◆ **The exercise**:
Retype all of the listing exactly, passing over any picture you find.

◆ **Given records**:
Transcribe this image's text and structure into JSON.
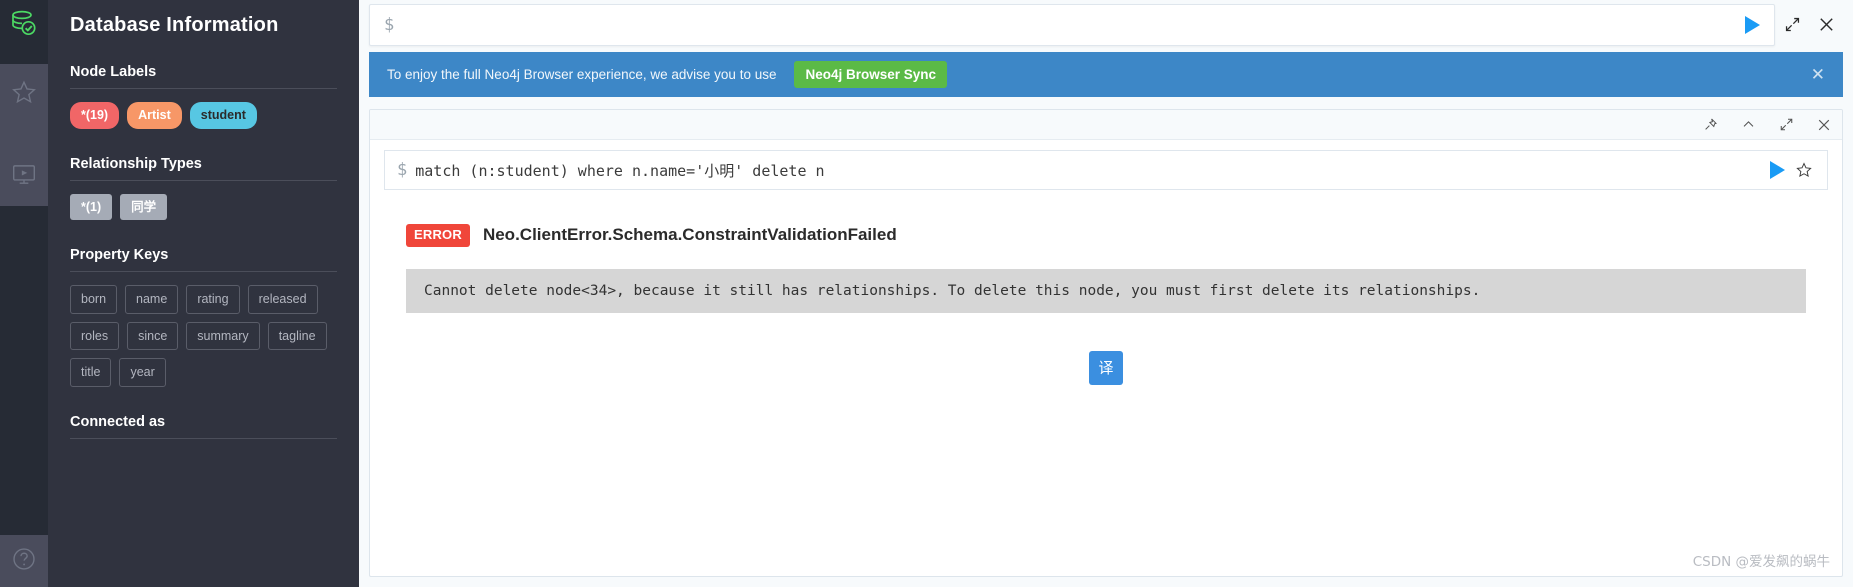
{
  "rail": {
    "logo_icon": "neo4j-database-check-logo",
    "items": [
      {
        "icon": "star-favorites-icon",
        "name": "favorites"
      },
      {
        "icon": "play-guide-monitor-icon",
        "name": "guides"
      }
    ],
    "help_icon": "help-question-icon"
  },
  "sidebar": {
    "title": "Database Information",
    "sections": [
      {
        "title": "Node Labels",
        "chips": [
          {
            "label": "*(19)",
            "bg": "#f16667",
            "fg": "#ffffff"
          },
          {
            "label": "Artist",
            "bg": "#f79767",
            "fg": "#ffffff"
          },
          {
            "label": "student",
            "bg": "#57c7e3",
            "fg": "#2b2b2b"
          }
        ]
      },
      {
        "title": "Relationship Types",
        "chips": [
          {
            "label": "*(1)",
            "bg": "#a5abb6",
            "fg": "#ffffff"
          },
          {
            "label": "同学",
            "bg": "#a5abb6",
            "fg": "#ffffff"
          }
        ]
      },
      {
        "title": "Property Keys",
        "chips": [
          {
            "label": "born"
          },
          {
            "label": "name"
          },
          {
            "label": "rating"
          },
          {
            "label": "released"
          },
          {
            "label": "roles"
          },
          {
            "label": "since"
          },
          {
            "label": "summary"
          },
          {
            "label": "tagline"
          },
          {
            "label": "title"
          },
          {
            "label": "year"
          }
        ]
      },
      {
        "title": "Connected as",
        "chips": []
      }
    ]
  },
  "editor": {
    "prompt": "$",
    "value": "",
    "placeholder": "",
    "run_icon": "play-run-icon",
    "expand_icon": "expand-fullscreen-icon",
    "close_icon": "close-x-icon"
  },
  "banner": {
    "text": "To enjoy the full Neo4j Browser experience, we advise you to use",
    "button_label": "Neo4j Browser Sync",
    "button_color": "#5bba46",
    "background": "#3d87c7",
    "close_icon": "close-x-icon"
  },
  "frame": {
    "head_icons": [
      {
        "icon": "pin-icon",
        "name": "pin-frame"
      },
      {
        "icon": "chevron-up-icon",
        "name": "collapse-frame"
      },
      {
        "icon": "expand-fullscreen-icon",
        "name": "expand-frame"
      },
      {
        "icon": "close-x-icon",
        "name": "close-frame"
      }
    ],
    "query": {
      "prompt": "$",
      "text": "match (n:student) where n.name='小明' delete n",
      "run_icon": "play-run-icon",
      "favorite_icon": "star-favorite-icon"
    },
    "error": {
      "badge": "ERROR",
      "badge_color": "#f0463a",
      "title": "Neo.ClientError.Schema.ConstraintValidationFailed",
      "message": "Cannot delete node<34>, because it still has relationships. To delete this node, you must first delete its relationships."
    },
    "translate_button": {
      "label": "译",
      "color": "#3b8fe0"
    }
  },
  "watermark": "CSDN @爱发飙的蜗牛"
}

◆ **Answer to this exercise**:
Transcribe this image's text and structure into JSON.
{
  "rail": {
    "logo_icon": "neo4j-database-check-logo",
    "items": [
      {
        "icon": "star-favorites-icon",
        "name": "favorites"
      },
      {
        "icon": "play-guide-monitor-icon",
        "name": "guides"
      }
    ],
    "help_icon": "help-question-icon"
  },
  "sidebar": {
    "title": "Database Information",
    "sections": [
      {
        "title": "Node Labels",
        "chips": [
          {
            "label": "*(19)",
            "bg": "#f16667",
            "fg": "#ffffff"
          },
          {
            "label": "Artist",
            "bg": "#f79767",
            "fg": "#ffffff"
          },
          {
            "label": "student",
            "bg": "#57c7e3",
            "fg": "#2b2b2b"
          }
        ]
      },
      {
        "title": "Relationship Types",
        "chips": [
          {
            "label": "*(1)",
            "bg": "#a5abb6",
            "fg": "#ffffff"
          },
          {
            "label": "同学",
            "bg": "#a5abb6",
            "fg": "#ffffff"
          }
        ]
      },
      {
        "title": "Property Keys",
        "chips": [
          {
            "label": "born"
          },
          {
            "label": "name"
          },
          {
            "label": "rating"
          },
          {
            "label": "released"
          },
          {
            "label": "roles"
          },
          {
            "label": "since"
          },
          {
            "label": "summary"
          },
          {
            "label": "tagline"
          },
          {
            "label": "title"
          },
          {
            "label": "year"
          }
        ]
      },
      {
        "title": "Connected as",
        "chips": []
      }
    ]
  },
  "editor": {
    "prompt": "$",
    "value": "",
    "placeholder": "",
    "run_icon": "play-run-icon",
    "expand_icon": "expand-fullscreen-icon",
    "close_icon": "close-x-icon"
  },
  "banner": {
    "text": "To enjoy the full Neo4j Browser experience, we advise you to use",
    "button_label": "Neo4j Browser Sync",
    "button_color": "#5bba46",
    "background": "#3d87c7",
    "close_icon": "close-x-icon"
  },
  "frame": {
    "head_icons": [
      {
        "icon": "pin-icon",
        "name": "pin-frame"
      },
      {
        "icon": "chevron-up-icon",
        "name": "collapse-frame"
      },
      {
        "icon": "expand-fullscreen-icon",
        "name": "expand-frame"
      },
      {
        "icon": "close-x-icon",
        "name": "close-frame"
      }
    ],
    "query": {
      "prompt": "$",
      "text": "match (n:student) where n.name='小明' delete n",
      "run_icon": "play-run-icon",
      "favorite_icon": "star-favorite-icon"
    },
    "error": {
      "badge": "ERROR",
      "badge_color": "#f0463a",
      "title": "Neo.ClientError.Schema.ConstraintValidationFailed",
      "message": "Cannot delete node<34>, because it still has relationships. To delete this node, you must first delete its relationships."
    },
    "translate_button": {
      "label": "译",
      "color": "#3b8fe0"
    }
  },
  "watermark": "CSDN @爱发飙的蜗牛"
}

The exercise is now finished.